EXERCISE DIRECTIONS – Reproduce the complete listing without any deviation.

RECORDS SHOWN –
· · ·

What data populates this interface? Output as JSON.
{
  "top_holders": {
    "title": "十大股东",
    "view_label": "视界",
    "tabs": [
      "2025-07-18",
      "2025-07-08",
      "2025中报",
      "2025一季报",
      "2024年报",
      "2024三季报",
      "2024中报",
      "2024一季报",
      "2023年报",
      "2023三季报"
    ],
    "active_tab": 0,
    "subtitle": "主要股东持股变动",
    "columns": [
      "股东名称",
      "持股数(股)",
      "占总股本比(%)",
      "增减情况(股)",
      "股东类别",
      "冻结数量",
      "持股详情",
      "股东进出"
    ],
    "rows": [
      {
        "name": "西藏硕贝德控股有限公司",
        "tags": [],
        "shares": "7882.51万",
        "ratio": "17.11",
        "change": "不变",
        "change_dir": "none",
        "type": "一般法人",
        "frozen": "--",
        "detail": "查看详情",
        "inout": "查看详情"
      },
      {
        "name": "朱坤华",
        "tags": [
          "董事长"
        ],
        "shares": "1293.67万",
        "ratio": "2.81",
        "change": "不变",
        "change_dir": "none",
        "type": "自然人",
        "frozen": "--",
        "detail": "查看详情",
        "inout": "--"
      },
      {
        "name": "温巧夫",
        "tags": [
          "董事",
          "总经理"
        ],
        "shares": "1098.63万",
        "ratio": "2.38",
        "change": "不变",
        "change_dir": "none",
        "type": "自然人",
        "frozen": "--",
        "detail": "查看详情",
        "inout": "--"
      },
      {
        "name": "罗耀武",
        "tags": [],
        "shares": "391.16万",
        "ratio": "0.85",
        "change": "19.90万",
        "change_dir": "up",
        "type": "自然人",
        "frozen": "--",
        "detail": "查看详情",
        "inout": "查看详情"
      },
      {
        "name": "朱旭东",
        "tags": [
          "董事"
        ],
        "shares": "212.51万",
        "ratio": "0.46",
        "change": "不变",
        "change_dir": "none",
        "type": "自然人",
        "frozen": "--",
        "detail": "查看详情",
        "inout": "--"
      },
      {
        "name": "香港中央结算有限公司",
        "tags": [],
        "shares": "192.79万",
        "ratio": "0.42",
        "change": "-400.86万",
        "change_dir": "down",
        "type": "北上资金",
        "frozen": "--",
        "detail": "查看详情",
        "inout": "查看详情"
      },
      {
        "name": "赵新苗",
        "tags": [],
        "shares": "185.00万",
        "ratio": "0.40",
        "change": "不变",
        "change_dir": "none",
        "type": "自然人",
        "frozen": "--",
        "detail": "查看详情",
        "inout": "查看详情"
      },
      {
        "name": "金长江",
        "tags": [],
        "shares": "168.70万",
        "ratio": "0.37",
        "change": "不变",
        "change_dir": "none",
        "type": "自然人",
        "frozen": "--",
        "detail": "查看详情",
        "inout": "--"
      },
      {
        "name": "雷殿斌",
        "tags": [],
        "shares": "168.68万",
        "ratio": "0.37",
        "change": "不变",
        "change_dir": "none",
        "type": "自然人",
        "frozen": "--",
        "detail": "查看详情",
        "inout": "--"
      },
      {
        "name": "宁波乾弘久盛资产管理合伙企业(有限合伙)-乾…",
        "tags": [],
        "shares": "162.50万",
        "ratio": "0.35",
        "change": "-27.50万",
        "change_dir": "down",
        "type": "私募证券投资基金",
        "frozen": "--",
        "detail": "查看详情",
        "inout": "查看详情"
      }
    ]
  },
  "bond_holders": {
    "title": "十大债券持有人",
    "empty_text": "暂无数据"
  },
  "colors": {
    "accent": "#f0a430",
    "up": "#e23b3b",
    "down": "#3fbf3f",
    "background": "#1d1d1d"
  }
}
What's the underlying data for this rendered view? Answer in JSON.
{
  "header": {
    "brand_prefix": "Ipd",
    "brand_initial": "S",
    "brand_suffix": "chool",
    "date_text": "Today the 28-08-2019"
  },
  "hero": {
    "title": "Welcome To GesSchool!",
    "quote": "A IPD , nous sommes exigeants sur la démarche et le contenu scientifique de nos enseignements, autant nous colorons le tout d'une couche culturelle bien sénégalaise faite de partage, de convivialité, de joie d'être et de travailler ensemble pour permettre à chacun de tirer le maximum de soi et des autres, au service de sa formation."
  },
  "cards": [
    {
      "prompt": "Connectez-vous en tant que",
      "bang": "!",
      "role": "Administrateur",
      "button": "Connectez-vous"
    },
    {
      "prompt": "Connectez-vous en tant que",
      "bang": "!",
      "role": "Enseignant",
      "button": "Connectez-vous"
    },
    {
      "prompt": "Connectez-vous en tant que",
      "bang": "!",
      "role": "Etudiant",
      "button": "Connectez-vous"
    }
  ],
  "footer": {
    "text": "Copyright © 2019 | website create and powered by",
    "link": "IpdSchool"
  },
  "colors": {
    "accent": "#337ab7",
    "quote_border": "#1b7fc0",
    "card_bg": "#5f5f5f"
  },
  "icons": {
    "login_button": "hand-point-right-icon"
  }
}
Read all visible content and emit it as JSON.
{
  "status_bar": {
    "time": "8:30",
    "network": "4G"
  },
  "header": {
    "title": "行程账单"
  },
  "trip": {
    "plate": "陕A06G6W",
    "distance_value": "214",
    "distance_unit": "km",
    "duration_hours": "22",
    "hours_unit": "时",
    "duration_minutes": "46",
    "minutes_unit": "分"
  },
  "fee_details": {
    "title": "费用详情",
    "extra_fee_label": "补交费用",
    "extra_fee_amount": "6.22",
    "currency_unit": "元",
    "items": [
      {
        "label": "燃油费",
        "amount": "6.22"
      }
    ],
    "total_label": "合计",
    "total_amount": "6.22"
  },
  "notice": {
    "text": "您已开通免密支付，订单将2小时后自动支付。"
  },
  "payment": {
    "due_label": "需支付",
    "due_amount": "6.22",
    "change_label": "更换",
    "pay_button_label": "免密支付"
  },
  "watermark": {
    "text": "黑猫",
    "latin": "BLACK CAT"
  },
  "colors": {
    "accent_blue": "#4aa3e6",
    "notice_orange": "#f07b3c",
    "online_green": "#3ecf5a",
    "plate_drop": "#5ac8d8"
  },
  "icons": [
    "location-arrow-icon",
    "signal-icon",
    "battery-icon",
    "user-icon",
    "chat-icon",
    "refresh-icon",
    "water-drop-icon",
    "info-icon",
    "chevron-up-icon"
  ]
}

· · ·

RESPONSE TO THIS TASK –
What data populates this interface? Output as JSON.
{
  "top_holders": {
    "title": "十大股东",
    "view_label": "视界",
    "tabs": [
      "2025-07-18",
      "2025-07-08",
      "2025中报",
      "2025一季报",
      "2024年报",
      "2024三季报",
      "2024中报",
      "2024一季报",
      "2023年报",
      "2023三季报"
    ],
    "active_tab": 0,
    "subtitle": "主要股东持股变动",
    "columns": [
      "股东名称",
      "持股数(股)",
      "占总股本比(%)",
      "增减情况(股)",
      "股东类别",
      "冻结数量",
      "持股详情",
      "股东进出"
    ],
    "rows": [
      {
        "name": "西藏硕贝德控股有限公司",
        "tags": [],
        "shares": "7882.51万",
        "ratio": "17.11",
        "change": "不变",
        "change_dir": "none",
        "type": "一般法人",
        "frozen": "--",
        "detail": "查看详情",
        "inout": "查看详情"
      },
      {
        "name": "朱坤华",
        "tags": [
          "董事长"
        ],
        "shares": "1293.67万",
        "ratio": "2.81",
        "change": "不变",
        "change_dir": "none",
        "type": "自然人",
        "frozen": "--",
        "detail": "查看详情",
        "inout": "--"
      },
      {
        "name": "温巧夫",
        "tags": [
          "董事",
          "总经理"
        ],
        "shares": "1098.63万",
        "ratio": "2.38",
        "change": "不变",
        "change_dir": "none",
        "type": "自然人",
        "frozen": "--",
        "detail": "查看详情",
        "inout": "--"
      },
      {
        "name": "罗耀武",
        "tags": [],
        "shares": "391.16万",
        "ratio": "0.85",
        "change": "19.90万",
        "change_dir": "up",
        "type": "自然人",
        "frozen": "--",
        "detail": "查看详情",
        "inout": "查看详情"
      },
      {
        "name": "朱旭东",
        "tags": [
          "董事"
        ],
        "shares": "212.51万",
        "ratio": "0.46",
        "change": "不变",
        "change_dir": "none",
        "type": "自然人",
        "frozen": "--",
        "detail": "查看详情",
        "inout": "--"
      },
      {
        "name": "香港中央结算有限公司",
        "tags": [],
        "shares": "192.79万",
        "ratio": "0.42",
        "change": "-400.86万",
        "change_dir": "down",
        "type": "北上资金",
        "frozen": "--",
        "detail": "查看详情",
        "inout": "查看详情"
      },
      {
        "name": "赵新苗",
        "tags": [],
        "shares": "185.00万",
        "ratio": "0.40",
        "change": "不变",
        "change_dir": "none",
        "type": "自然人",
        "frozen": "--",
        "detail": "查看详情",
        "inout": "查看详情"
      },
      {
        "name": "金长江",
        "tags": [],
        "shares": "168.70万",
        "ratio": "0.37",
        "change": "不变",
        "change_dir": "none",
        "type": "自然人",
        "frozen": "--",
        "detail": "查看详情",
        "inout": "--"
      },
      {
        "name": "雷殿斌",
        "tags": [],
        "shares": "168.68万",
        "ratio": "0.37",
        "change": "不变",
        "change_dir": "none",
        "type": "自然人",
        "frozen": "--",
        "detail": "查看详情",
        "inout": "--"
      },
      {
        "name": "宁波乾弘久盛资产管理合伙企业(有限合伙)-乾…",
        "tags": [],
        "shares": "162.50万",
        "ratio": "0.35",
        "change": "-27.50万",
        "change_dir": "down",
        "type": "私募证券投资基金",
        "frozen": "--",
        "detail": "查看详情",
        "inout": "查看详情"
      }
    ]
  },
  "bond_holders": {
    "title": "十大债券持有人",
    "empty_text": "暂无数据"
  },
  "colors": {
    "accent": "#f0a430",
    "up": "#e23b3b",
    "down": "#3fbf3f",
    "background": "#1d1d1d"
  }
}
What's the underlying data for this rendered view? Answer in JSON.
{
  "header": {
    "brand_prefix": "Ipd",
    "brand_initial": "S",
    "brand_suffix": "chool",
    "date_text": "Today the 28-08-2019"
  },
  "hero": {
    "title": "Welcome To GesSchool!",
    "quote": "A IPD , nous sommes exigeants sur la démarche et le contenu scientifique de nos enseignements, autant nous colorons le tout d'une couche culturelle bien sénégalaise faite de partage, de convivialité, de joie d'être et de travailler ensemble pour permettre à chacun de tirer le maximum de soi et des autres, au service de sa formation."
  },
  "cards": [
    {
      "prompt": "Connectez-vous en tant que",
      "bang": "!",
      "role": "Administrateur",
      "button": "Connectez-vous"
    },
    {
      "prompt": "Connectez-vous en tant que",
      "bang": "!",
      "role": "Enseignant",
      "button": "Connectez-vous"
    },
    {
      "prompt": "Connectez-vous en tant que",
      "bang": "!",
      "role": "Etudiant",
      "button": "Connectez-vous"
    }
  ],
  "footer": {
    "text": "Copyright © 2019 | website create and powered by",
    "link": "IpdSchool"
  },
  "colors": {
    "accent": "#337ab7",
    "quote_border": "#1b7fc0",
    "card_bg": "#5f5f5f"
  },
  "icons": {
    "login_button": "hand-point-right-icon"
  }
}
Read all visible content and emit it as JSON.
{
  "status_bar": {
    "time": "8:30",
    "network": "4G"
  },
  "header": {
    "title": "行程账单"
  },
  "trip": {
    "plate": "陕A06G6W",
    "distance_value": "214",
    "distance_unit": "km",
    "duration_hours": "22",
    "hours_unit": "时",
    "duration_minutes": "46",
    "minutes_unit": "分"
  },
  "fee_details": {
    "title": "费用详情",
    "extra_fee_label": "补交费用",
    "extra_fee_amount": "6.22",
    "currency_unit": "元",
    "items": [
      {
        "label": "燃油费",
        "amount": "6.22"
      }
    ],
    "total_label": "合计",
    "total_amount": "6.22"
  },
  "notice": {
    "text": "您已开通免密支付，订单将2小时后自动支付。"
  },
  "payment": {
    "due_label": "需支付",
    "due_amount": "6.22",
    "change_label": "更换",
    "pay_button_label": "免密支付"
  },
  "watermark": {
    "text": "黑猫",
    "latin": "BLACK CAT"
  },
  "colors": {
    "accent_blue": "#4aa3e6",
    "notice_orange": "#f07b3c",
    "online_green": "#3ecf5a",
    "plate_drop": "#5ac8d8"
  },
  "icons": [
    "location-arrow-icon",
    "signal-icon",
    "battery-icon",
    "user-icon",
    "chat-icon",
    "refresh-icon",
    "water-drop-icon",
    "info-icon",
    "chevron-up-icon"
  ]
}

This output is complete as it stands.